# Are there any Solar Chargers that can charge an 18650?



## witness (Apr 1, 2012)

Hey y'all. Does anyone know of a charger that is capable of safely and effectively charging the 18650. It would be AWESOME to be able to have an indefinite source of light in the back country. This maybe:

*SolarFocus SolarMio Pro Charger*
*Weight:* 395g
A flexible, lightweight and durable solar panel combined with a high-capacity storage battery: just the set-up to keep your phone, GPS, MP3 players, Bluetooth® devices, or digital camera running while you’re off the grid. Included AC and car adapters let you pre-charge the storage battery. An hour of intense sunlight should keep a 3G iPhone® good for about 6 hours of talk time or 14 hours of audio playing time.

3.7V, 3000mAh rechargeable lithium polymer battery.	
Battery adaptor clip connects to most 3.6 or 3.7 lithium ion digital camera batteries	
Adaptors included for Nokia, Motorola, SOE, Samsung and LG phones.	
Solar power (max.): 5.04W.	
Solar output: 6V, 840mA (max.).	
Power bank output: 5V (2A max.).	
Power bank input: 5V; 1A or solar.	
Dimensions are 8.5 x 22 x 3.5cm when folded. 4.9 x 22 x 0.4cm when unfolded


----------



## TEEJ (Apr 1, 2012)

I have cotton pickers version from CPFM - it can do multiple 18650's while charging your iphone, etc.



Its portable and folds up like a note book....and has about every adpater/connection you'd need, plus, it can also use 18650's as reservoirs, if you use battery boxes, it will save the solar power connected to the boxes, and then use the boxes to provide power when there's no sun, etc.


----------



## witness (Apr 1, 2012)

TEEJ said:


> I have cotton pickers version from CPFM - it can do multiple 18650's while charging your iphone, etc.
> 
> 
> 
> Its portable and folds up like a note book....and has about every adpater/connection you'd need, plus, it can also use 18650's as reservoirs, if you use battery boxes, it will save the solar power connected to the boxes, and then use the boxes to provide power when there's no sun, etc.



Where does one find this? The only thing I found was a cotton picker usb charger.


----------



## witness (Apr 1, 2012)

Oops, found it. Thanx.


----------



## witness (Apr 1, 2012)

Has anyone tried Goal0 products?


----------



## yifu (Apr 2, 2012)

Cottonpicker's solar charger on cpfmp is one of the best and the large version (still tiny) delivers enough power to charge a 18650 is a couple of hours.

EXTRACTED ENTRIES

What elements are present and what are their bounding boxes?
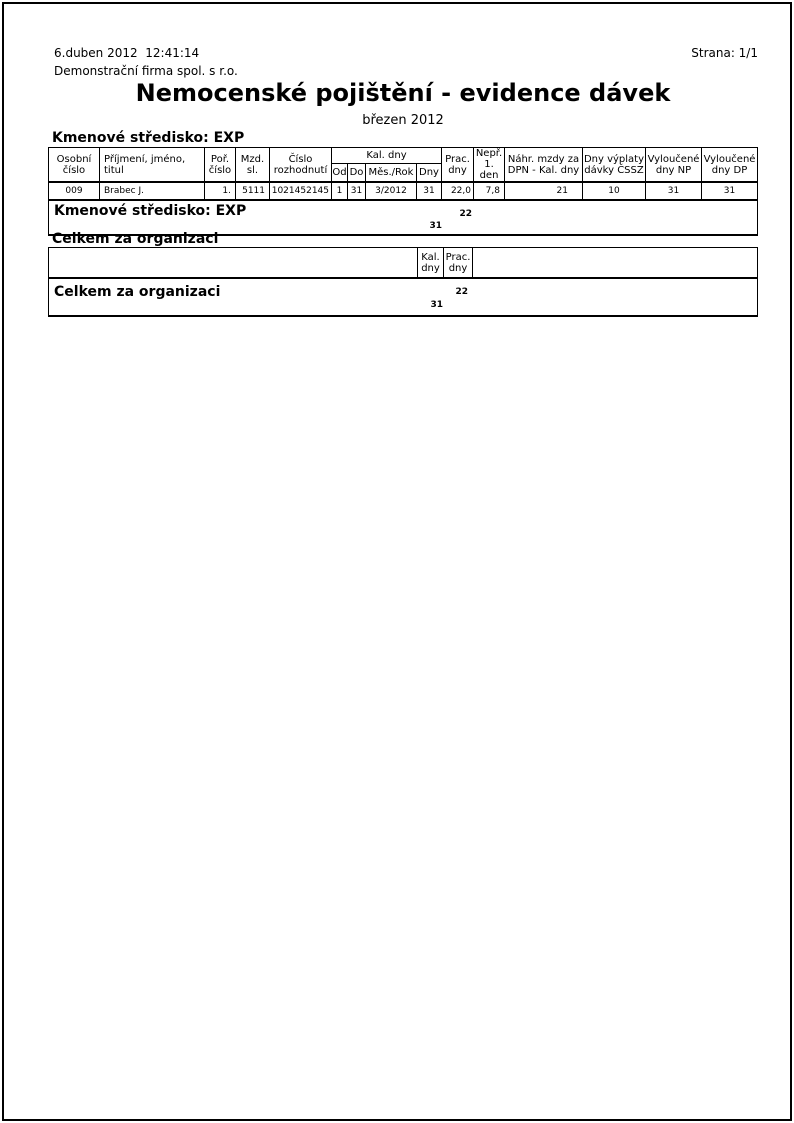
report-title: Nemocenské pojištění - evidence dávek xyxy=(135,79,671,107)
cell-name: Brabec J. xyxy=(99,181,205,201)
header-kal-month-year: Měs./Rok xyxy=(365,163,417,184)
cell-kal-from: 1 xyxy=(331,181,348,201)
header-kal-to: Do xyxy=(347,163,366,184)
header-excluded-days-dp: Vyloučené dny DP xyxy=(701,147,758,183)
cell-personal-number: 009 xyxy=(48,181,100,201)
header-payout-days-cssz: Dny výplaty dávky ČSSZ xyxy=(582,147,646,183)
header-wage-compensation: Náhr. mzdy za DPN - Kal. dny xyxy=(504,147,583,183)
cost-center-total-calendar-days: 31 xyxy=(429,221,442,231)
organization-summary: Celkem za organizaci 22 31 xyxy=(49,279,757,315)
section-heading-organization: Celkem za organizaci xyxy=(52,231,219,247)
org-header-spacer-right xyxy=(472,247,758,279)
cell-wage-column: 5111 xyxy=(235,181,270,201)
organization-total-work-days: 22 xyxy=(455,287,468,297)
cell-kal-days: 31 xyxy=(416,181,442,201)
header-order-number: Poř. číslo xyxy=(204,147,236,183)
org-header-calendar-days: Kal. dny xyxy=(417,247,444,279)
org-header-work-days: Prac. dny xyxy=(443,247,473,279)
cell-month-year: 3/2012 xyxy=(365,181,417,201)
header-work-days: Prac. dny xyxy=(441,147,474,183)
header-personal-number: Osobní číslo xyxy=(48,147,100,183)
cost-center-table: Osobní číslo Příjmení, jméno, titul Poř.… xyxy=(48,146,758,236)
cost-center-summary-label: Kmenové středisko: EXP xyxy=(54,203,247,219)
header-excluded-days-np: Vyloučené dny NP xyxy=(645,147,702,183)
cost-center-summary-row: Kmenové středisko: EXP 22 31 xyxy=(48,199,758,236)
header-absence-first-day: Nepř. 1. den xyxy=(473,147,505,183)
cell-excluded-dp: 31 xyxy=(701,181,758,201)
organization-total-table: Kal. dny Prac. dny Celkem za organizaci … xyxy=(48,247,758,317)
page-number: Strana: 1/1 xyxy=(691,46,758,60)
cell-payout-days: 10 xyxy=(582,181,646,201)
cell-work-days: 22,0 xyxy=(441,181,474,201)
header-kal-from: Od xyxy=(331,163,348,184)
employee-row: 009 Brabec J. 1. 5111 1021452145 1 31 3/… xyxy=(48,181,758,201)
report-datetime: 6.duben 2012 12:41:14 xyxy=(54,46,200,60)
cost-center-summary: Kmenové středisko: EXP 22 31 xyxy=(49,201,757,234)
organization-total-calendar-days: 31 xyxy=(430,300,443,310)
header-calendar-days-group: Kal. dny xyxy=(331,146,442,165)
organization-summary-label: Celkem za organizaci xyxy=(54,284,221,300)
cell-decision-number: 1021452145 xyxy=(269,181,332,201)
org-header-spacer-left xyxy=(48,247,418,279)
cell-wage-compensation: 21 xyxy=(504,181,583,201)
section-heading-cost-center: Kmenové středisko: EXP xyxy=(52,130,245,146)
cost-center-total-work-days: 22 xyxy=(459,209,472,219)
header-kal-days: Dny xyxy=(416,163,442,184)
cell-order-number: 1. xyxy=(204,181,236,201)
header-name-title: Příjmení, jméno, titul xyxy=(99,147,205,183)
cell-absence-first-day: 7,8 xyxy=(473,181,505,201)
report-period: březen 2012 xyxy=(362,113,444,128)
header-decision-number: Číslo rozhodnutí xyxy=(269,147,332,183)
company-name: Demonstrační firma spol. s r.o. xyxy=(54,64,238,78)
cell-excluded-np: 31 xyxy=(645,181,702,201)
cell-kal-to: 31 xyxy=(347,181,366,201)
organization-summary-row: Celkem za organizaci 22 31 xyxy=(48,277,758,317)
header-wage-column: Mzd. sl. xyxy=(235,147,270,183)
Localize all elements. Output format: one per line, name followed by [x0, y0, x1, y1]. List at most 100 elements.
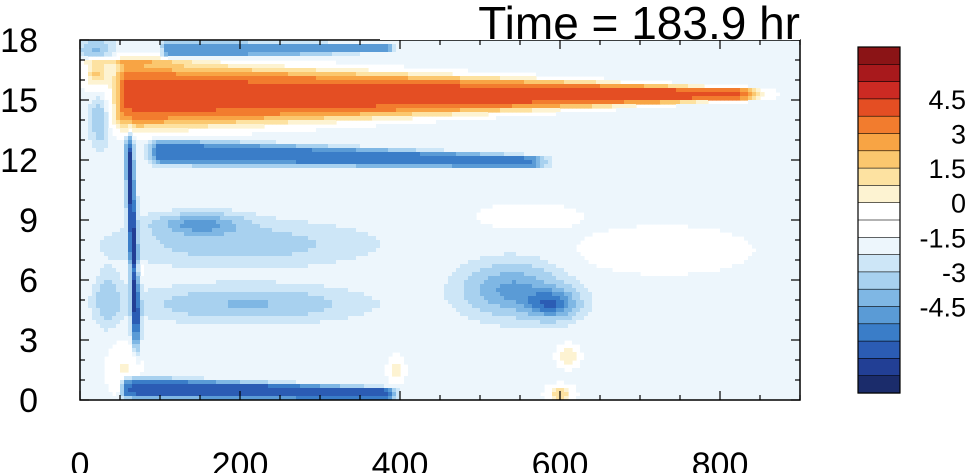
- contour-cell: [160, 244, 165, 249]
- contour-cell: [280, 116, 285, 121]
- contour-cell: [192, 148, 197, 153]
- contour-cell: [112, 308, 117, 313]
- contour-cell: [192, 396, 197, 400]
- contour-cell: [308, 324, 313, 329]
- contour-cell: [124, 60, 129, 65]
- contour-cell: [300, 172, 305, 177]
- contour-cell: [260, 132, 265, 137]
- contour-cell: [244, 192, 249, 197]
- contour-cell: [92, 48, 97, 53]
- contour-cell: [260, 92, 265, 97]
- contour-cell: [112, 292, 117, 297]
- contour-cell: [196, 200, 201, 205]
- contour-cell: [288, 356, 293, 361]
- contour-cell: [116, 92, 121, 97]
- contour-cell: [140, 288, 145, 293]
- contour-cell: [252, 164, 257, 169]
- contour-cell: [148, 380, 153, 385]
- contour-cell: [212, 244, 217, 249]
- contour-cell: [220, 308, 225, 313]
- contour-cell: [176, 380, 181, 385]
- contour-cell: [304, 112, 309, 117]
- contour-cell: [292, 132, 297, 137]
- contour-cell: [288, 256, 293, 261]
- contour-cell: [236, 324, 241, 329]
- contour-cell: [180, 152, 185, 157]
- contour-cell: [308, 108, 313, 113]
- contour-cell: [136, 284, 141, 289]
- contour-cell: [244, 268, 249, 273]
- contour-cell: [220, 164, 225, 169]
- contour-cell: [104, 280, 109, 285]
- contour-cell: [252, 152, 257, 157]
- contour-cell: [156, 180, 161, 185]
- contour-cell: [252, 140, 257, 145]
- contour-cell: [168, 236, 173, 241]
- contour-cell: [92, 340, 97, 345]
- contour-cell: [108, 276, 113, 281]
- contour-cell: [292, 296, 297, 301]
- contour-cell: [112, 212, 117, 217]
- contour-cell: [180, 192, 185, 197]
- contour-cell: [180, 52, 185, 57]
- contour-cell: [308, 116, 313, 121]
- contour-cell: [232, 308, 237, 313]
- contour-cell: [284, 76, 289, 81]
- contour-cell: [284, 104, 289, 109]
- contour-cell: [164, 328, 169, 333]
- contour-cell: [180, 296, 185, 301]
- contour-cell: [260, 204, 265, 209]
- contour-cell: [212, 356, 217, 361]
- contour-cell: [244, 232, 249, 237]
- contour-cell: [204, 276, 209, 281]
- contour-cell: [296, 352, 301, 357]
- contour-cell: [176, 176, 181, 181]
- contour-cell: [252, 328, 257, 333]
- contour-cell: [104, 256, 109, 261]
- contour-cell: [296, 220, 301, 225]
- contour-cell: [140, 116, 145, 121]
- contour-cell: [132, 120, 137, 125]
- contour-cell: [232, 136, 237, 141]
- contour-cell: [252, 292, 257, 297]
- contour-cell: [260, 304, 265, 309]
- contour-cell: [236, 68, 241, 73]
- contour-cell: [188, 52, 193, 57]
- contour-cell: [148, 260, 153, 265]
- contour-cell: [248, 232, 253, 237]
- contour-cell: [296, 384, 301, 389]
- contour-cell: [300, 76, 305, 81]
- contour-cell: [136, 116, 141, 121]
- contour-cell: [164, 208, 169, 213]
- contour-cell: [240, 376, 245, 381]
- contour-cell: [100, 180, 105, 185]
- contour-cell: [116, 224, 121, 229]
- contour-cell: [248, 176, 253, 181]
- contour-cell: [96, 384, 101, 389]
- contour-cell: [168, 396, 173, 400]
- contour-cell: [80, 124, 85, 129]
- contour-cell: [220, 136, 225, 141]
- contour-cell: [80, 344, 85, 349]
- contour-cell: [244, 240, 249, 245]
- contour-cell: [184, 68, 189, 73]
- contour-cell: [228, 292, 233, 297]
- contour-cell: [188, 372, 193, 377]
- contour-cell: [220, 340, 225, 345]
- contour-cell: [124, 92, 129, 97]
- contour-cell: [196, 320, 201, 325]
- contour-cell: [244, 96, 249, 101]
- contour-cell: [180, 252, 185, 257]
- contour-cell: [188, 84, 193, 89]
- contour-cell: [296, 336, 301, 341]
- contour-cell: [276, 80, 281, 85]
- contour-cell: [296, 100, 301, 105]
- contour-cell: [80, 88, 85, 93]
- contour-cell: [240, 152, 245, 157]
- contour-cell: [204, 40, 209, 45]
- contour-cell: [80, 364, 85, 369]
- contour-cell: [204, 152, 209, 157]
- contour-cell: [256, 356, 261, 361]
- contour-cell: [252, 280, 257, 285]
- contour-cell: [308, 192, 313, 197]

TO DO
1. In the listing, edit the lines from the line with "- contour-cell: [160, 244, 165, 249]" to the line with "- contour-cell: [112, 292, 117, 297]": change "contour-cell" to "contour-point" and leave everything else unchanged. Return only those lines.
2. Resume the forum thread about solar chargers for 18650 batteries, starting after its last post.
The forum thread and the listing are unrelated to each other.

EXERCISE ANSWERS
1.
- contour-point: [160, 244, 165, 249]
- contour-point: [280, 116, 285, 121]
- contour-point: [192, 148, 197, 153]
- contour-point: [112, 308, 117, 313]
- contour-point: [192, 396, 197, 400]
- contour-point: [308, 324, 313, 329]
- contour-point: [124, 60, 129, 65]
- contour-point: [300, 172, 305, 177]
- contour-point: [260, 132, 265, 137]
- contour-point: [244, 192, 249, 197]
- contour-point: [92, 48, 97, 53]
- contour-point: [260, 92, 265, 97]
- contour-point: [112, 292, 117, 297]

2.
----------



## witness (Apr 2, 2012)

yifu said:


> Cottonpicker's solar charger on cpfmp is one of the best and the large version (still tiny) delivers enough power to charge a 18650 is a couple of hours.



When you say large version do you mean the double panel version or the large single panel?


----------



## Shadowww (Apr 2, 2012)

http://www.adafruit.com/products/390 - I'm using this (with this panel: http://www.adafruit.com/products/417 ) and it works great for me, charging rate claim of 500mA is pretty accurate I'd say.


----------



## witness (Apr 2, 2012)

*Is the Cottonpicker solar charger OK for 18650 batteries.*

Is the Cottonpicker solar charger ok for 3100mah 18650 batteries or should I should power a better charger like the Pila with the Cottonpicker?


----------



## witness (Apr 2, 2012)

Shadowww said:


> http://www.adafruit.com/products/390 - I'm using this (with this panel: http://www.adafruit.com/products/417 ) and it works great for me, charging rate claim of 500mA is pretty accurate I'd say.



So would that be better than the Cottonpicker or maybe a Cottonpicker powering a good charger like the Pila?


----------



## Quest4fire (Apr 2, 2012)

> So would that be better than the Cottonpicker or maybe a Cottonpicker powering a good charger like the Pila?



The Pila charger requires 6 Volts DC / 2-3 Amps to work properly.


----------



## TEEJ (Apr 2, 2012)

The cotton picker is able to charge 3100 mAh 18650s no problem.

As it uses the same algorithm as the Pila, there's no need to hook a charger to a charger.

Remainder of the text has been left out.